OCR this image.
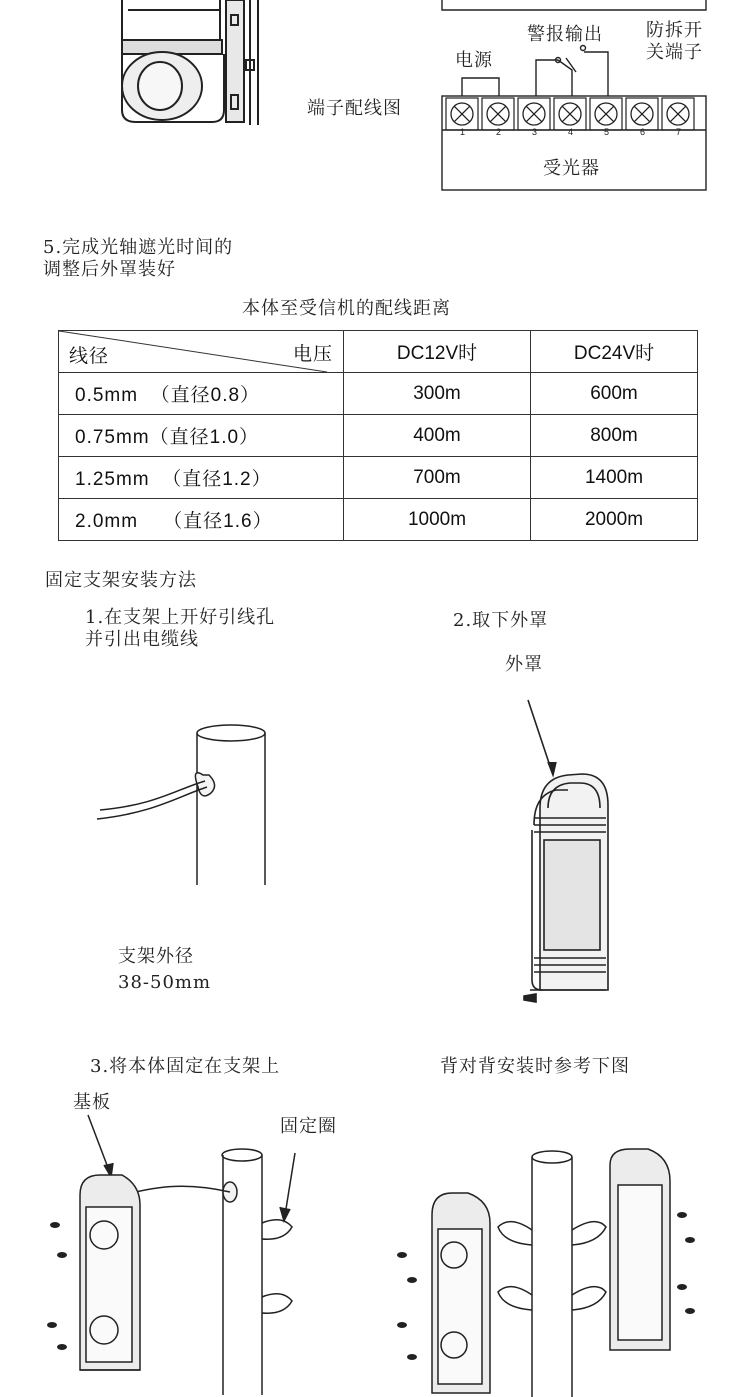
警报输出 防拆开
关端子
电源
端子配线图
1	2	3	4	5	6	7
受光器
5.完成光轴遮光时间的
调整后外罩装好
本体至受信机的配线距离
线径 电压	DC12V时	DC24V时
0.5mm  （直径0.8）	300m	600m
0.75mm（直径1.0）	400m	800m
1.25mm  （直径1.2）	700m	1400m
2.0mm    （直径1.6）	1000m	2000m
固定支架安装方法
1.在支架上开好引线孔
并引出电缆线
2.取下外罩
外罩
支架外径
38-50mm
3.将本体固定在支架上	背对背安装时参考下图
基板
固定圈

☆ ☆ ☆ ☆

Transcribe every record above exactly as written, leaving out any pictures.

OCR this image.
警报输出 防拆开
关端子
电源
端子配线图
1	2	3	4	5	6	7
受光器
5.完成光轴遮光时间的
调整后外罩装好
本体至受信机的配线距离
线径 电压	DC12V时	DC24V时
0.5mm  （直径0.8）	300m	600m
0.75mm（直径1.0）	400m	800m
1.25mm  （直径1.2）	700m	1400m
2.0mm    （直径1.6）	1000m	2000m
固定支架安装方法
1.在支架上开好引线孔
并引出电缆线
2.取下外罩
外罩
支架外径
38-50mm
3.将本体固定在支架上	背对背安装时参考下图
基板
固定圈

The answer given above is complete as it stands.